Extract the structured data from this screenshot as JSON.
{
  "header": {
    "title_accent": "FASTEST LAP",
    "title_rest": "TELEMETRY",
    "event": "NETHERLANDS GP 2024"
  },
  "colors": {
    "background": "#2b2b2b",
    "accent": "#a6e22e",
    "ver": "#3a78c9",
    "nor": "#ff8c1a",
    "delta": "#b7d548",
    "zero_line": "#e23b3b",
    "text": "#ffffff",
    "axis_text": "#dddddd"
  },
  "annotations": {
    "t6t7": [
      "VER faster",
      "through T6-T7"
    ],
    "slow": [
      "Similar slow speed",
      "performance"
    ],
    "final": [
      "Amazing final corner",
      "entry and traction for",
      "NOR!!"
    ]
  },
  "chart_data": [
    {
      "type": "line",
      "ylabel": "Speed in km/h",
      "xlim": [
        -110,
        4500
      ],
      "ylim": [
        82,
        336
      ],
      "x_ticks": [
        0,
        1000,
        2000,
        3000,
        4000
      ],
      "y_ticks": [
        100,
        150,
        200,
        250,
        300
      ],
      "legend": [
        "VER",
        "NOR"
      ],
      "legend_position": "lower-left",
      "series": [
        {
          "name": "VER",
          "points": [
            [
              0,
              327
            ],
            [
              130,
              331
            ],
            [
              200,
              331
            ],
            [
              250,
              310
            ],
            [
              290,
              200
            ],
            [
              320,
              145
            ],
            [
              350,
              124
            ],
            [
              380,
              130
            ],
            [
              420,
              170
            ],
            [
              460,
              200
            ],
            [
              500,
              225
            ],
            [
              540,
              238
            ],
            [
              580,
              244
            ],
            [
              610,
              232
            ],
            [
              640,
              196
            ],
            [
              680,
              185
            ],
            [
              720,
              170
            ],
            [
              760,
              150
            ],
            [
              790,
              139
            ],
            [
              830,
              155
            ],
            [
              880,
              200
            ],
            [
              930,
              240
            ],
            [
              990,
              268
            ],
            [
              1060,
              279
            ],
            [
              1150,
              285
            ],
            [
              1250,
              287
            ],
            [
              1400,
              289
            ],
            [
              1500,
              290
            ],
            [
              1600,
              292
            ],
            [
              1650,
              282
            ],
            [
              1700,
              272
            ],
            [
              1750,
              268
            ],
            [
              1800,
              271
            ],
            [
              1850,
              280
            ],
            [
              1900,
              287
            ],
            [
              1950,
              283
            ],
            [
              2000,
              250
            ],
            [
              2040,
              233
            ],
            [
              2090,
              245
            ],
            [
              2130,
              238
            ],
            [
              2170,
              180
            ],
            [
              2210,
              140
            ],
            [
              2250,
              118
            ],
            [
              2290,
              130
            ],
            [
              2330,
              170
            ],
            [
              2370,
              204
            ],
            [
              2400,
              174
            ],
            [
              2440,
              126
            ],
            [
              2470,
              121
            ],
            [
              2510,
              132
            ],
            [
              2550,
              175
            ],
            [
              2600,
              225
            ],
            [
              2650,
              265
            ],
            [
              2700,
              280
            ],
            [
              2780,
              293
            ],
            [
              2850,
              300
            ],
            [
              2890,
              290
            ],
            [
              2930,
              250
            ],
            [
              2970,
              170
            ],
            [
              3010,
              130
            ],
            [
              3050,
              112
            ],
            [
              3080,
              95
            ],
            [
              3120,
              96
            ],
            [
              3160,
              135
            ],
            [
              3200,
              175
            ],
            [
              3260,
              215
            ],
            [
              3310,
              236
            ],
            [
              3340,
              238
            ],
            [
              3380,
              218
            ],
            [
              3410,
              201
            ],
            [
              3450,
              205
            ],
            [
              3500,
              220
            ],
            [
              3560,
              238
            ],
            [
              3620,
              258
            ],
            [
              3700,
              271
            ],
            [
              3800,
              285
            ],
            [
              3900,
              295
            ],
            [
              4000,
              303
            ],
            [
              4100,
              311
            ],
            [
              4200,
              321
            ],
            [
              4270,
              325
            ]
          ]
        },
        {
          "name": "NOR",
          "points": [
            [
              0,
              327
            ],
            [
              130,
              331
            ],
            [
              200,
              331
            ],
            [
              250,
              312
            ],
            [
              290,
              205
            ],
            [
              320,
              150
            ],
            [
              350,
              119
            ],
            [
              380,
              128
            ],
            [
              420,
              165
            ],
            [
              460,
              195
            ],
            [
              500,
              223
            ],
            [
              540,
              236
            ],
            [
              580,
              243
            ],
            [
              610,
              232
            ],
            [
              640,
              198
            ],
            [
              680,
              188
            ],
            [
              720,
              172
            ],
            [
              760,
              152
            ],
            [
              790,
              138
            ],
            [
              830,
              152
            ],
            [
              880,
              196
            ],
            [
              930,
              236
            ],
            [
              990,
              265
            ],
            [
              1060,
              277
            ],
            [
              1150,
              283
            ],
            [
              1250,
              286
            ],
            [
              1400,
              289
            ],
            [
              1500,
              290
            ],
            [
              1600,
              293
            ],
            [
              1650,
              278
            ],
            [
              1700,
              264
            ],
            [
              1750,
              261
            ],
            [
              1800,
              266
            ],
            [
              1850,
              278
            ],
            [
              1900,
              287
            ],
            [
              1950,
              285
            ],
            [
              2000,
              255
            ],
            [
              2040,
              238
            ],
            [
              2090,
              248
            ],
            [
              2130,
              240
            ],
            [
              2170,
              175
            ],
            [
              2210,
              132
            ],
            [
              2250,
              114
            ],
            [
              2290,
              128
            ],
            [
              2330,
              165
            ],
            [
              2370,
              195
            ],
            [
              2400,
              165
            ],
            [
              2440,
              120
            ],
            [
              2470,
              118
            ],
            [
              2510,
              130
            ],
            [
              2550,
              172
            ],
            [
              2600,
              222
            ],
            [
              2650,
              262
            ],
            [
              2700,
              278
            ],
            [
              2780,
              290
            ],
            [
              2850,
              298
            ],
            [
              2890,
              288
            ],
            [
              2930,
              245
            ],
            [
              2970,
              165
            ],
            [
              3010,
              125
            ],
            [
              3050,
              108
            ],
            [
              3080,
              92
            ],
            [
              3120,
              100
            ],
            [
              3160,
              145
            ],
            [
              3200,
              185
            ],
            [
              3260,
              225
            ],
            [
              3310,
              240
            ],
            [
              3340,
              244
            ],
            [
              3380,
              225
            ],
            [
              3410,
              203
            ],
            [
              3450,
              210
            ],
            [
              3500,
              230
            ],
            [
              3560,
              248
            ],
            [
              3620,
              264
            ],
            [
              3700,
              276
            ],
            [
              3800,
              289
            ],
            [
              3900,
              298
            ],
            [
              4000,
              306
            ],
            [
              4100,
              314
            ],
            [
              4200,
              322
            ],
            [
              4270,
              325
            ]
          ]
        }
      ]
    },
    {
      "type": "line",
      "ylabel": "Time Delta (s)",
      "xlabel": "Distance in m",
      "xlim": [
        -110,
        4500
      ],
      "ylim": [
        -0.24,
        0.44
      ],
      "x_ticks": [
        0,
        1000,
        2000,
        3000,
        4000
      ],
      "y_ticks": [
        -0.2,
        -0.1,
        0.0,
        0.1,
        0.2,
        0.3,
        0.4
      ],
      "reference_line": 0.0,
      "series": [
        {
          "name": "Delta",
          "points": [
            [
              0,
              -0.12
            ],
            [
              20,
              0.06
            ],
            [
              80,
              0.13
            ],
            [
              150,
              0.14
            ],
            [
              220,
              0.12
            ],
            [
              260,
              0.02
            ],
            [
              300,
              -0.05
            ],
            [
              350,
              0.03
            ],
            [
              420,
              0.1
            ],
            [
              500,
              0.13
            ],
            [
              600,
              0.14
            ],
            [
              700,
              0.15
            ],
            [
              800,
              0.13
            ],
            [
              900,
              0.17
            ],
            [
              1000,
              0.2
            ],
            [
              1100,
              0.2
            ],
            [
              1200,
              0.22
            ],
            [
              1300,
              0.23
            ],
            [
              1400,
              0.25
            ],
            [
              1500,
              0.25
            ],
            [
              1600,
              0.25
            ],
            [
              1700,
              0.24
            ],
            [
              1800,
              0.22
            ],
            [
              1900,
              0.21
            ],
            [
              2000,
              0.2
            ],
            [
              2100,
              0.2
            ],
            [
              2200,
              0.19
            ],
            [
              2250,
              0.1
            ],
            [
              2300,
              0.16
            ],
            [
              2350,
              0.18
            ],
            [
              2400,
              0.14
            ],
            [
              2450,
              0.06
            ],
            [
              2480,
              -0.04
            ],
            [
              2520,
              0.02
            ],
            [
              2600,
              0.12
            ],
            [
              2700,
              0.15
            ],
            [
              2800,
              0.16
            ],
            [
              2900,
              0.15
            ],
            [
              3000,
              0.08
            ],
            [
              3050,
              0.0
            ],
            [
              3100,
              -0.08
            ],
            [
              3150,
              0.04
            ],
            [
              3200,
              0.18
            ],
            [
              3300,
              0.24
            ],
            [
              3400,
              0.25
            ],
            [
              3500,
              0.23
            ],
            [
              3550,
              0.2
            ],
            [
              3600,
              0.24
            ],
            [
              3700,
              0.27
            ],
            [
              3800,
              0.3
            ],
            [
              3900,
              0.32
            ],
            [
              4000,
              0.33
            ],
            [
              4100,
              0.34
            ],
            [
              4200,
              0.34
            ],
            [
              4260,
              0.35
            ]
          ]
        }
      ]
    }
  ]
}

================

Show each line holding the word "ylabel".

● Solution for this task:
      "ylabel": "Speed in km/h",
      "ylabel": "Time Delta (s)",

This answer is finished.